#### Required task:
Output the material below in its entirety, exactly as given.

Data records
--------------------

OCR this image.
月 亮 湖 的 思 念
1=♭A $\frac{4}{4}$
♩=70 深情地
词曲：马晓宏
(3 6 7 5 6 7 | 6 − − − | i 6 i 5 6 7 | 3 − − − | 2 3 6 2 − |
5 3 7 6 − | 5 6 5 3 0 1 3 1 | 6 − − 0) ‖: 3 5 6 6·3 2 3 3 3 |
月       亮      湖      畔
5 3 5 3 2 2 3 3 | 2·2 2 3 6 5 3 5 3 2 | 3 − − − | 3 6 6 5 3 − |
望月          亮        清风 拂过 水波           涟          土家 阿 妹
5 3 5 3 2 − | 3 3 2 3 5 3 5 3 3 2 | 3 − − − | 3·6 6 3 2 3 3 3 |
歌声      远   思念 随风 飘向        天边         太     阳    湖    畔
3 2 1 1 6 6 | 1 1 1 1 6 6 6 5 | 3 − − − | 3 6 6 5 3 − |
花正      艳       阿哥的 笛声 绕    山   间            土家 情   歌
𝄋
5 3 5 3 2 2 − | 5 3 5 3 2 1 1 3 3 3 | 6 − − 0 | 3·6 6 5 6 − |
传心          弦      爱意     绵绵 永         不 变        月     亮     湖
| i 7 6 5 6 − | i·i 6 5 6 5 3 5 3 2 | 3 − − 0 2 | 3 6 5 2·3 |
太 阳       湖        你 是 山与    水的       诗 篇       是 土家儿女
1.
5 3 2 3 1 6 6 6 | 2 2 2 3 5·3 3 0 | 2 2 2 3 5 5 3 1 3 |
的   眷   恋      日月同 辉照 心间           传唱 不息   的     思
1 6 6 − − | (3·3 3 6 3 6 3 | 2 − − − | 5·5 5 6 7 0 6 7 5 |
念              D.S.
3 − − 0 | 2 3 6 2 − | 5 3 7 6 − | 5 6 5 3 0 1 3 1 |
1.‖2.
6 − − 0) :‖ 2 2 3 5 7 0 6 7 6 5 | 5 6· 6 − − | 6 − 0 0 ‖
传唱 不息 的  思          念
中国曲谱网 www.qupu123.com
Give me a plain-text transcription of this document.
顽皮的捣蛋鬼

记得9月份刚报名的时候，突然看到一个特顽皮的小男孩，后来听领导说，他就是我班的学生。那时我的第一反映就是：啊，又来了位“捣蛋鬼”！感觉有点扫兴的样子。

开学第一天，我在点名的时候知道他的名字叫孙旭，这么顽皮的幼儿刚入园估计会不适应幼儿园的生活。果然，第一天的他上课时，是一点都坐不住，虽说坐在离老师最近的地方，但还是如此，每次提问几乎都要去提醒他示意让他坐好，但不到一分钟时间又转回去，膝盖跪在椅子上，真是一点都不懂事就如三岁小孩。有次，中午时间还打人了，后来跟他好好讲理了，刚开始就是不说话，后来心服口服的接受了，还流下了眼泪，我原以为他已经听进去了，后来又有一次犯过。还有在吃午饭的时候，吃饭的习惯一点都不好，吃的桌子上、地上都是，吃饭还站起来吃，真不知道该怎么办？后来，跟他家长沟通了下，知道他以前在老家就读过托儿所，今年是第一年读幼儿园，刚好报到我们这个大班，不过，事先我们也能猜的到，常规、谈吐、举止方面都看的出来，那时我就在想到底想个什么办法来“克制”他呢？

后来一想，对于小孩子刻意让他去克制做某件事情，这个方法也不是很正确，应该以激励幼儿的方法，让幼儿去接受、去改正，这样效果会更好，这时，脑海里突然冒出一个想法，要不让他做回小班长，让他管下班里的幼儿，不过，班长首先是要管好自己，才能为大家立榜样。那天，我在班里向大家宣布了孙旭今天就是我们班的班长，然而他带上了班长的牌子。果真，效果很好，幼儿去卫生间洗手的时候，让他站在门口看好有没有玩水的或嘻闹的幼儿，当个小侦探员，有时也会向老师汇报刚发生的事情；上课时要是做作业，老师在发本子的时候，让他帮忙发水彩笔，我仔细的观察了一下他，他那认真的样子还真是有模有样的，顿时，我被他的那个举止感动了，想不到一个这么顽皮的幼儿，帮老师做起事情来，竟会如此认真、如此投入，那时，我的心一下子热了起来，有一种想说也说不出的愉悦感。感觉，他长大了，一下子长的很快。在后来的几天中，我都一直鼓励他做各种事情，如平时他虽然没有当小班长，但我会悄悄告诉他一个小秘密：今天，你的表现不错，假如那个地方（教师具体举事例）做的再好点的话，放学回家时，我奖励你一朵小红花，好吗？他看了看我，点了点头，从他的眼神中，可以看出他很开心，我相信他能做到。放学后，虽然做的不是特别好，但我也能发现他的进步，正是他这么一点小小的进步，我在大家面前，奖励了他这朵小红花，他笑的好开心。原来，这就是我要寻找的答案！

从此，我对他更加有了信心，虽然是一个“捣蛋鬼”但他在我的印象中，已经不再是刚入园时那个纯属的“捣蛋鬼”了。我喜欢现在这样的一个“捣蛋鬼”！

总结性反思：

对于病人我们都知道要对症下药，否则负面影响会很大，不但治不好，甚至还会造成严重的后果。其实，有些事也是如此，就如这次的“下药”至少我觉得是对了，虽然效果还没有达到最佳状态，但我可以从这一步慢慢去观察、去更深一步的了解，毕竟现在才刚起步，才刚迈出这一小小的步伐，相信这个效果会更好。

--------------------

#### Result of this exercise:
OCR this image.
月 亮 湖 的 思 念
1=♭A $\frac{4}{4}$
♩=70 深情地
词曲：马晓宏
(3 6 7 5 6 7 | 6 − − − | i 6 i 5 6 7 | 3 − − − | 2 3 6 2 − |
5 3 7 6 − | 5 6 5 3 0 1 3 1 | 6 − − 0) ‖: 3 5 6 6·3 2 3 3 3 |
月       亮      湖      畔
5 3 5 3 2 2 3 3 | 2·2 2 3 6 5 3 5 3 2 | 3 − − − | 3 6 6 5 3 − |
望月          亮        清风 拂过 水波           涟          土家 阿 妹
5 3 5 3 2 − | 3 3 2 3 5 3 5 3 3 2 | 3 − − − | 3·6 6 3 2 3 3 3 |
歌声      远   思念 随风 飘向        天边         太     阳    湖    畔
3 2 1 1 6 6 | 1 1 1 1 6 6 6 5 | 3 − − − | 3 6 6 5 3 − |
花正      艳       阿哥的 笛声 绕    山   间            土家 情   歌
𝄋
5 3 5 3 2 2 − | 5 3 5 3 2 1 1 3 3 3 | 6 − − 0 | 3·6 6 5 6 − |
传心          弦      爱意     绵绵 永         不 变        月     亮     湖
| i 7 6 5 6 − | i·i 6 5 6 5 3 5 3 2 | 3 − − 0 2 | 3 6 5 2·3 |
太 阳       湖        你 是 山与    水的       诗 篇       是 土家儿女
1.
5 3 2 3 1 6 6 6 | 2 2 2 3 5·3 3 0 | 2 2 2 3 5 5 3 1 3 |
的   眷   恋      日月同 辉照 心间           传唱 不息   的     思
1 6 6 − − | (3·3 3 6 3 6 3 | 2 − − − | 5·5 5 6 7 0 6 7 5 |
念              D.S.
3 − − 0 | 2 3 6 2 − | 5 3 7 6 − | 5 6 5 3 0 1 3 1 |
1.‖2.
6 − − 0) :‖ 2 2 3 5 7 0 6 7 6 5 | 5 6· 6 − − | 6 − 0 0 ‖
传唱 不息 的  思          念
中国曲谱网 www.qupu123.com
Give me a plain-text transcription of this document.
顽皮的捣蛋鬼

记得9月份刚报名的时候，突然看到一个特顽皮的小男孩，后来听领导说，他就是我班的学生。那时我的第一反映就是：啊，又来了位“捣蛋鬼”！感觉有点扫兴的样子。

开学第一天，我在点名的时候知道他的名字叫孙旭，这么顽皮的幼儿刚入园估计会不适应幼儿园的生活。果然，第一天的他上课时，是一点都坐不住，虽说坐在离老师最近的地方，但还是如此，每次提问几乎都要去提醒他示意让他坐好，但不到一分钟时间又转回去，膝盖跪在椅子上，真是一点都不懂事就如三岁小孩。有次，中午时间还打人了，后来跟他好好讲理了，刚开始就是不说话，后来心服口服的接受了，还流下了眼泪，我原以为他已经听进去了，后来又有一次犯过。还有在吃午饭的时候，吃饭的习惯一点都不好，吃的桌子上、地上都是，吃饭还站起来吃，真不知道该怎么办？后来，跟他家长沟通了下，知道他以前在老家就读过托儿所，今年是第一年读幼儿园，刚好报到我们这个大班，不过，事先我们也能猜的到，常规、谈吐、举止方面都看的出来，那时我就在想到底想个什么办法来“克制”他呢？

后来一想，对于小孩子刻意让他去克制做某件事情，这个方法也不是很正确，应该以激励幼儿的方法，让幼儿去接受、去改正，这样效果会更好，这时，脑海里突然冒出一个想法，要不让他做回小班长，让他管下班里的幼儿，不过，班长首先是要管好自己，才能为大家立榜样。那天，我在班里向大家宣布了孙旭今天就是我们班的班长，然而他带上了班长的牌子。果真，效果很好，幼儿去卫生间洗手的时候，让他站在门口看好有没有玩水的或嘻闹的幼儿，当个小侦探员，有时也会向老师汇报刚发生的事情；上课时要是做作业，老师在发本子的时候，让他帮忙发水彩笔，我仔细的观察了一下他，他那认真的样子还真是有模有样的，顿时，我被他的那个举止感动了，想不到一个这么顽皮的幼儿，帮老师做起事情来，竟会如此认真、如此投入，那时，我的心一下子热了起来，有一种想说也说不出的愉悦感。感觉，他长大了，一下子长的很快。在后来的几天中，我都一直鼓励他做各种事情，如平时他虽然没有当小班长，但我会悄悄告诉他一个小秘密：今天，你的表现不错，假如那个地方（教师具体举事例）做的再好点的话，放学回家时，我奖励你一朵小红花，好吗？他看了看我，点了点头，从他的眼神中，可以看出他很开心，我相信他能做到。放学后，虽然做的不是特别好，但我也能发现他的进步，正是他这么一点小小的进步，我在大家面前，奖励了他这朵小红花，他笑的好开心。原来，这就是我要寻找的答案！

从此，我对他更加有了信心，虽然是一个“捣蛋鬼”但他在我的印象中，已经不再是刚入园时那个纯属的“捣蛋鬼”了。我喜欢现在这样的一个“捣蛋鬼”！

总结性反思：

对于病人我们都知道要对症下药，否则负面影响会很大，不但治不好，甚至还会造成严重的后果。其实，有些事也是如此，就如这次的“下药”至少我觉得是对了，虽然效果还没有达到最佳状态，但我可以从这一步慢慢去观察、去更深一步的了解，毕竟现在才刚起步，才刚迈出这一小小的步伐，相信这个效果会更好。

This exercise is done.